CHALLENGE
All material below is to be reproduced exactly.

(Dataset items)
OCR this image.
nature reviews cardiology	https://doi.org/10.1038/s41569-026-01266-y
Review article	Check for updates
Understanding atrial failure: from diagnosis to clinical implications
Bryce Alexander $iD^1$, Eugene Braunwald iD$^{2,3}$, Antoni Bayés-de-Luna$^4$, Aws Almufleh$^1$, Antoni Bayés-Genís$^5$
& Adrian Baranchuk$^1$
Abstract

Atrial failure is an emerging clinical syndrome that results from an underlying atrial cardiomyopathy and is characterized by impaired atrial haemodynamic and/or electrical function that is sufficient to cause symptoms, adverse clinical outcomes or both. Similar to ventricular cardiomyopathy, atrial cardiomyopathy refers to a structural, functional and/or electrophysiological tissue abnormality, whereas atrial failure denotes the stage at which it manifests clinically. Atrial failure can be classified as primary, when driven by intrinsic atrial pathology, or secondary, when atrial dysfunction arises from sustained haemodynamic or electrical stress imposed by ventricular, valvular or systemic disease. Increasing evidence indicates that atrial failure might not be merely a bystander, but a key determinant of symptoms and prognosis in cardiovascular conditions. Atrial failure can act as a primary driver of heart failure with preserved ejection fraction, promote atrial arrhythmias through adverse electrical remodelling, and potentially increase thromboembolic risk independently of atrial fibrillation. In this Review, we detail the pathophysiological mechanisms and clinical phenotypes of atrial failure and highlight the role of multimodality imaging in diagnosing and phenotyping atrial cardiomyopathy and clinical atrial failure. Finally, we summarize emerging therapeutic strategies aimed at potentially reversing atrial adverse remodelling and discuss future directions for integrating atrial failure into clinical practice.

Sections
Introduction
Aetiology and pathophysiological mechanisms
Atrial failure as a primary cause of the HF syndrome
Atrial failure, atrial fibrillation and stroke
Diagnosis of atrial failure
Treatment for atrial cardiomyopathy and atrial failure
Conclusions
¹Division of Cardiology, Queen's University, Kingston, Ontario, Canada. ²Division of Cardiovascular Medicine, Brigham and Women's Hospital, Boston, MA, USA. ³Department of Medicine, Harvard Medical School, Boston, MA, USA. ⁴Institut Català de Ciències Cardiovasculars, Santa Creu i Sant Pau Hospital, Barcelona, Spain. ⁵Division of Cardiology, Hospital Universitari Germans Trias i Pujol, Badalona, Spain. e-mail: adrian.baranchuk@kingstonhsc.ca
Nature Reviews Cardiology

CORRECT OUTPUT
OCR this image.
nature reviews cardiology	https://doi.org/10.1038/s41569-026-01266-y
Review article	Check for updates
Understanding atrial failure: from diagnosis to clinical implications
Bryce Alexander $iD^1$, Eugene Braunwald iD$^{2,3}$, Antoni Bayés-de-Luna$^4$, Aws Almufleh$^1$, Antoni Bayés-Genís$^5$
& Adrian Baranchuk$^1$
Abstract

Atrial failure is an emerging clinical syndrome that results from an underlying atrial cardiomyopathy and is characterized by impaired atrial haemodynamic and/or electrical function that is sufficient to cause symptoms, adverse clinical outcomes or both. Similar to ventricular cardiomyopathy, atrial cardiomyopathy refers to a structural, functional and/or electrophysiological tissue abnormality, whereas atrial failure denotes the stage at which it manifests clinically. Atrial failure can be classified as primary, when driven by intrinsic atrial pathology, or secondary, when atrial dysfunction arises from sustained haemodynamic or electrical stress imposed by ventricular, valvular or systemic disease. Increasing evidence indicates that atrial failure might not be merely a bystander, but a key determinant of symptoms and prognosis in cardiovascular conditions. Atrial failure can act as a primary driver of heart failure with preserved ejection fraction, promote atrial arrhythmias through adverse electrical remodelling, and potentially increase thromboembolic risk independently of atrial fibrillation. In this Review, we detail the pathophysiological mechanisms and clinical phenotypes of atrial failure and highlight the role of multimodality imaging in diagnosing and phenotyping atrial cardiomyopathy and clinical atrial failure. Finally, we summarize emerging therapeutic strategies aimed at potentially reversing atrial adverse remodelling and discuss future directions for integrating atrial failure into clinical practice.

Sections
Introduction
Aetiology and pathophysiological mechanisms
Atrial failure as a primary cause of the HF syndrome
Atrial failure, atrial fibrillation and stroke
Diagnosis of atrial failure
Treatment for atrial cardiomyopathy and atrial failure
Conclusions
¹Division of Cardiology, Queen's University, Kingston, Ontario, Canada. ²Division of Cardiovascular Medicine, Brigham and Women's Hospital, Boston, MA, USA. ³Department of Medicine, Harvard Medical School, Boston, MA, USA. ⁴Institut Català de Ciències Cardiovasculars, Santa Creu i Sant Pau Hospital, Barcelona, Spain. ⁵Division of Cardiology, Hospital Universitari Germans Trias i Pujol, Badalona, Spain. e-mail: adrian.baranchuk@kingstonhsc.ca
Nature Reviews Cardiology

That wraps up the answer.